▶ _WRITTEN REQUEST_:
Give back all the data exactly, line by line.

--- BEGIN MATERIAL FOR THIS TASK ---

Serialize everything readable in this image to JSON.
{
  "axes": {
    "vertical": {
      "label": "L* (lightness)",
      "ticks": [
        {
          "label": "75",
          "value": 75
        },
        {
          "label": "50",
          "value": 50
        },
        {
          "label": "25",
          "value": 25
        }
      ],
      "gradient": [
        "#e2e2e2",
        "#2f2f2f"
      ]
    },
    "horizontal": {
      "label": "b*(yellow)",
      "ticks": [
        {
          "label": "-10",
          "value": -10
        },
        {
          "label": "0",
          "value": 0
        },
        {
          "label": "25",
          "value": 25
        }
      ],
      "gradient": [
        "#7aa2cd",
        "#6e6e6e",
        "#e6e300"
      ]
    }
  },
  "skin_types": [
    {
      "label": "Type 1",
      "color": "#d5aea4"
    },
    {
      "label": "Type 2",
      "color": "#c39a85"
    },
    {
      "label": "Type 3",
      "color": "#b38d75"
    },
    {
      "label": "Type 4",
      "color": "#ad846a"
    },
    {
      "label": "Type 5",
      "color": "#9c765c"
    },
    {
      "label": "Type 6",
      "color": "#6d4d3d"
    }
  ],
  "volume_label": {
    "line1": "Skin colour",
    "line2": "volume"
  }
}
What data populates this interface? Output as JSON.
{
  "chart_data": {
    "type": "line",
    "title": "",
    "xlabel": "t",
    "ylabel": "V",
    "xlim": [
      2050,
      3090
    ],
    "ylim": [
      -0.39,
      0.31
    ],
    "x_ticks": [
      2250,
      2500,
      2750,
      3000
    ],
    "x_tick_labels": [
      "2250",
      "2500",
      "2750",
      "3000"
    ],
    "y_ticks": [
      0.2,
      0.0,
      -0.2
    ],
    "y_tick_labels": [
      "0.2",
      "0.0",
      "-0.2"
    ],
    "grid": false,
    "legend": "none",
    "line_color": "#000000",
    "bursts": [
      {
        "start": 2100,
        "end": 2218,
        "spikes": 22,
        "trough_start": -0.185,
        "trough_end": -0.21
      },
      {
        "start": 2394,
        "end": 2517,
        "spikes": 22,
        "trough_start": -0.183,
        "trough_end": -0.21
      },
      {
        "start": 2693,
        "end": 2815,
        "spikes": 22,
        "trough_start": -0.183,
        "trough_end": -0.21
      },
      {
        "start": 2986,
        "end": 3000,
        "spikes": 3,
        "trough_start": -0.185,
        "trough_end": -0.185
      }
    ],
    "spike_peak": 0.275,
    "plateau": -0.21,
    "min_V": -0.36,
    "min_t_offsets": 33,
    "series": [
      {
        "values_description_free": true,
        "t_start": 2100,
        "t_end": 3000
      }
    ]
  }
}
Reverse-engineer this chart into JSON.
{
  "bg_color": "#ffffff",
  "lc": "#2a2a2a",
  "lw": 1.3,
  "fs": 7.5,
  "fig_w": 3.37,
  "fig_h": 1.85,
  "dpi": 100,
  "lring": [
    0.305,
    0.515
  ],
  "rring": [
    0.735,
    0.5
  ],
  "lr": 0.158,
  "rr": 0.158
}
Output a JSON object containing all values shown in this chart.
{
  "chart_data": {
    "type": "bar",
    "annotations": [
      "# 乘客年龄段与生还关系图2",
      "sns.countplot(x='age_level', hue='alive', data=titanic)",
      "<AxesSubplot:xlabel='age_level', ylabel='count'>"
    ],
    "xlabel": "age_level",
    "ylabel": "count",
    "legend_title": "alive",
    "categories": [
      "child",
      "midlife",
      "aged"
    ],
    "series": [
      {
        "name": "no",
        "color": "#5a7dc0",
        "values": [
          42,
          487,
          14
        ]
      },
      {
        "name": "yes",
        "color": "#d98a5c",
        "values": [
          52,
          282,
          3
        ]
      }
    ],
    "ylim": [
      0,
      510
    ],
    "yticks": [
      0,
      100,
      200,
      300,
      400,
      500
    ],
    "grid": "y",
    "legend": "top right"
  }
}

--- END MATERIAL FOR THIS TASK ---

▶ _RESPONSE FOR THIS EXERCISE_:
Serialize everything readable in this image to JSON.
{
  "axes": {
    "vertical": {
      "label": "L* (lightness)",
      "ticks": [
        {
          "label": "75",
          "value": 75
        },
        {
          "label": "50",
          "value": 50
        },
        {
          "label": "25",
          "value": 25
        }
      ],
      "gradient": [
        "#e2e2e2",
        "#2f2f2f"
      ]
    },
    "horizontal": {
      "label": "b*(yellow)",
      "ticks": [
        {
          "label": "-10",
          "value": -10
        },
        {
          "label": "0",
          "value": 0
        },
        {
          "label": "25",
          "value": 25
        }
      ],
      "gradient": [
        "#7aa2cd",
        "#6e6e6e",
        "#e6e300"
      ]
    }
  },
  "skin_types": [
    {
      "label": "Type 1",
      "color": "#d5aea4"
    },
    {
      "label": "Type 2",
      "color": "#c39a85"
    },
    {
      "label": "Type 3",
      "color": "#b38d75"
    },
    {
      "label": "Type 4",
      "color": "#ad846a"
    },
    {
      "label": "Type 5",
      "color": "#9c765c"
    },
    {
      "label": "Type 6",
      "color": "#6d4d3d"
    }
  ],
  "volume_label": {
    "line1": "Skin colour",
    "line2": "volume"
  }
}
What data populates this interface? Output as JSON.
{
  "chart_data": {
    "type": "line",
    "title": "",
    "xlabel": "t",
    "ylabel": "V",
    "xlim": [
      2050,
      3090
    ],
    "ylim": [
      -0.39,
      0.31
    ],
    "x_ticks": [
      2250,
      2500,
      2750,
      3000
    ],
    "x_tick_labels": [
      "2250",
      "2500",
      "2750",
      "3000"
    ],
    "y_ticks": [
      0.2,
      0.0,
      -0.2
    ],
    "y_tick_labels": [
      "0.2",
      "0.0",
      "-0.2"
    ],
    "grid": false,
    "legend": "none",
    "line_color": "#000000",
    "bursts": [
      {
        "start": 2100,
        "end": 2218,
        "spikes": 22,
        "trough_start": -0.185,
        "trough_end": -0.21
      },
      {
        "start": 2394,
        "end": 2517,
        "spikes": 22,
        "trough_start": -0.183,
        "trough_end": -0.21
      },
      {
        "start": 2693,
        "end": 2815,
        "spikes": 22,
        "trough_start": -0.183,
        "trough_end": -0.21
      },
      {
        "start": 2986,
        "end": 3000,
        "spikes": 3,
        "trough_start": -0.185,
        "trough_end": -0.185
      }
    ],
    "spike_peak": 0.275,
    "plateau": -0.21,
    "min_V": -0.36,
    "min_t_offsets": 33,
    "series": [
      {
        "values_description_free": true,
        "t_start": 2100,
        "t_end": 3000
      }
    ]
  }
}
Reverse-engineer this chart into JSON.
{
  "bg_color": "#ffffff",
  "lc": "#2a2a2a",
  "lw": 1.3,
  "fs": 7.5,
  "fig_w": 3.37,
  "fig_h": 1.85,
  "dpi": 100,
  "lring": [
    0.305,
    0.515
  ],
  "rring": [
    0.735,
    0.5
  ],
  "lr": 0.158,
  "rr": 0.158
}
Output a JSON object containing all values shown in this chart.
{
  "chart_data": {
    "type": "bar",
    "annotations": [
      "# 乘客年龄段与生还关系图2",
      "sns.countplot(x='age_level', hue='alive', data=titanic)",
      "<AxesSubplot:xlabel='age_level', ylabel='count'>"
    ],
    "xlabel": "age_level",
    "ylabel": "count",
    "legend_title": "alive",
    "categories": [
      "child",
      "midlife",
      "aged"
    ],
    "series": [
      {
        "name": "no",
        "color": "#5a7dc0",
        "values": [
          42,
          487,
          14
        ]
      },
      {
        "name": "yes",
        "color": "#d98a5c",
        "values": [
          52,
          282,
          3
        ]
      }
    ],
    "ylim": [
      0,
      510
    ],
    "yticks": [
      0,
      100,
      200,
      300,
      400,
      500
    ],
    "grid": "y",
    "legend": "top right"
  }
}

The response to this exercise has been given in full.